* Begin Supplied records *
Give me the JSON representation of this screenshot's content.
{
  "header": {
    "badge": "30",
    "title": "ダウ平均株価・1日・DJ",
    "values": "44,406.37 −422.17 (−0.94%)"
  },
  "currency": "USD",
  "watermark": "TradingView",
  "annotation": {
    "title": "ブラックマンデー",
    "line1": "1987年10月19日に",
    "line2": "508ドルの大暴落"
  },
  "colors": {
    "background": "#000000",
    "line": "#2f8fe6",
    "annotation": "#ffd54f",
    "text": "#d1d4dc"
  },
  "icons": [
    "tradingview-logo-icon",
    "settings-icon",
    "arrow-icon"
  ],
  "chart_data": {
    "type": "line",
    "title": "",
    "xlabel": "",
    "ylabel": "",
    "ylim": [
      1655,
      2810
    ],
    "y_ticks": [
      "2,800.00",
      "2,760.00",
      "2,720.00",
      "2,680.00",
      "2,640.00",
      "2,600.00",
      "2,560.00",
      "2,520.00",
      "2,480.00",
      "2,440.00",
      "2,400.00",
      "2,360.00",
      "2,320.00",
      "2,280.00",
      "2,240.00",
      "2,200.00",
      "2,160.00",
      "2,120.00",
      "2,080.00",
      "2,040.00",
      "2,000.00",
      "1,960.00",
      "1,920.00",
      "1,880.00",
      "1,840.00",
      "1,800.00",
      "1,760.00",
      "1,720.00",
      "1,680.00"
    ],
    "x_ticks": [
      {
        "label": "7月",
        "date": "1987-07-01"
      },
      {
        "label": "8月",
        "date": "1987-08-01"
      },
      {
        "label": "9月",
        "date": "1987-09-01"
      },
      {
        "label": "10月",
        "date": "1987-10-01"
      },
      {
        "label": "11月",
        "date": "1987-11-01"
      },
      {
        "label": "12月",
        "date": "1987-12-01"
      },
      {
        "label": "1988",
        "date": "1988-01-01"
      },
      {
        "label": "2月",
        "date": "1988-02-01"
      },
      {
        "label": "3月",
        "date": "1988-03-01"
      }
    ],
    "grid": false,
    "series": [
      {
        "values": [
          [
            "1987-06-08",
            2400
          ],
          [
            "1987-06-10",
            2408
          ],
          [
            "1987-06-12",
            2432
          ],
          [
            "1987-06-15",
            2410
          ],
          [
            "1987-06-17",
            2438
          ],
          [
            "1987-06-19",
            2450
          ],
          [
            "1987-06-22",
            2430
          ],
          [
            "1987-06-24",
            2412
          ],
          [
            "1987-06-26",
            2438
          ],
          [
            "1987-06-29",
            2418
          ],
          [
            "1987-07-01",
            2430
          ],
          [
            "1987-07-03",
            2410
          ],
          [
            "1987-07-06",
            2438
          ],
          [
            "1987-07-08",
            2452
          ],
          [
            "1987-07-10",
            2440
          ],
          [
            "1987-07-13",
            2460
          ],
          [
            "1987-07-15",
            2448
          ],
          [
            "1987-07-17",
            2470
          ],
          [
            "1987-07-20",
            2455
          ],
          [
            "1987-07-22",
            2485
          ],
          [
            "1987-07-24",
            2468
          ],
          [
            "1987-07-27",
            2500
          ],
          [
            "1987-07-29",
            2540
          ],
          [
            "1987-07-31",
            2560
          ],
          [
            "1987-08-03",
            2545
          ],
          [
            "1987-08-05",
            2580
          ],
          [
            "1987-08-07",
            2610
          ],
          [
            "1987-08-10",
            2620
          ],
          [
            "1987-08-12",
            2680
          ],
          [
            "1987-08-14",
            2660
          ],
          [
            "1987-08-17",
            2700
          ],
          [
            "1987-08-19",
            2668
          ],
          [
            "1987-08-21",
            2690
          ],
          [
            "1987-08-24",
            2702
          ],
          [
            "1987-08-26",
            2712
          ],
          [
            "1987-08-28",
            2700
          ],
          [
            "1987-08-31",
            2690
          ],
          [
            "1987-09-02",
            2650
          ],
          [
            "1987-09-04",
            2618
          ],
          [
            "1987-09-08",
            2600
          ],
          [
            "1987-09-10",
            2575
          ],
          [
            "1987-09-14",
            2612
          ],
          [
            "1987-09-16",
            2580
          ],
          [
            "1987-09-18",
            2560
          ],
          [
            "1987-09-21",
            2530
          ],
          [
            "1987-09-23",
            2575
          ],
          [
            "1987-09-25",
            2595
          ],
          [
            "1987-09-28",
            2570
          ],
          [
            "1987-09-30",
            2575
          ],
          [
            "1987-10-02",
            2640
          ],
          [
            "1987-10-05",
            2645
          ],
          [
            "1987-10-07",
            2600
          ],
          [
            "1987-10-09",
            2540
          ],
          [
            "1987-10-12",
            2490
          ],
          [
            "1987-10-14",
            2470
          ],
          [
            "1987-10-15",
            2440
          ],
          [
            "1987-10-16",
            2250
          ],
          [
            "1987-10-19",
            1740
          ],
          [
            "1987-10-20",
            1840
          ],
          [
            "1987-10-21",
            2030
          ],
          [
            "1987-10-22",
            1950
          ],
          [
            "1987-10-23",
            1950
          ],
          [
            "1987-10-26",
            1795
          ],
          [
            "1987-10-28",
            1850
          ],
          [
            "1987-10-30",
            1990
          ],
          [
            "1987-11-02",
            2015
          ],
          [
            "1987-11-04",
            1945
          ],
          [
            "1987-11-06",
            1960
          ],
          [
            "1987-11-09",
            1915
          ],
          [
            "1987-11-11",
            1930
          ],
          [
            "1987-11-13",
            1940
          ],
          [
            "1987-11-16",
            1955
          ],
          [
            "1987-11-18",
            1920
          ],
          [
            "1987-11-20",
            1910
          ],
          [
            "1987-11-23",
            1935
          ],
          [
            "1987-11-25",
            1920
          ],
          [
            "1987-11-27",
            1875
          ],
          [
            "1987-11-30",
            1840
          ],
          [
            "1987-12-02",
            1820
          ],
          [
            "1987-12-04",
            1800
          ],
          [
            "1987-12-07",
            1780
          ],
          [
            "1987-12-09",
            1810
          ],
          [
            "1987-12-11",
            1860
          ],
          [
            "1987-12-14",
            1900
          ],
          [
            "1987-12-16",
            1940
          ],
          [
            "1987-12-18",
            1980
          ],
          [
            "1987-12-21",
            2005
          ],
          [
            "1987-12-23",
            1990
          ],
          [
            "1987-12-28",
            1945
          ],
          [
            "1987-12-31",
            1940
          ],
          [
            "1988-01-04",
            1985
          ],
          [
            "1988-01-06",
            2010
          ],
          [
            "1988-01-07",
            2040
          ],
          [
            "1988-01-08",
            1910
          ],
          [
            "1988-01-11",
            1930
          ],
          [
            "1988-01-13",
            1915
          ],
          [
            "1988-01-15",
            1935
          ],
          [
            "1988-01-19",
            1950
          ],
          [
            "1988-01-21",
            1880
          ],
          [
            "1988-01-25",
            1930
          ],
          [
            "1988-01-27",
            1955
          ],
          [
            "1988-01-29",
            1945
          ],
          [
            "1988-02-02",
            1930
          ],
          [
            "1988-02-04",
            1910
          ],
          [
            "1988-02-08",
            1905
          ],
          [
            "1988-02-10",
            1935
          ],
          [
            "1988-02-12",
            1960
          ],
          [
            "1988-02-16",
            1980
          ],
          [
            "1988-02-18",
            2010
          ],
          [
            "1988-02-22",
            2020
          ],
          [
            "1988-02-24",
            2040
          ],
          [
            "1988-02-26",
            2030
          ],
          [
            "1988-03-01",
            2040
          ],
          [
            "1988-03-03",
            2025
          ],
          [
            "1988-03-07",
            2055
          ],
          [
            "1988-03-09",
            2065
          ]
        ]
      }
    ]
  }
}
* End Supplied records *
● **Exercise directions**
Pick out all the lines with the word "date" in them and copy them.

● **Final result**
        "date": "1987-07-01"
        "date": "1987-08-01"
        "date": "1987-09-01"
        "date": "1987-10-01"
        "date": "1987-11-01"
        "date": "1987-12-01"
        "date": "1988-01-01"
        "date": "1988-02-01"
        "date": "1988-03-01"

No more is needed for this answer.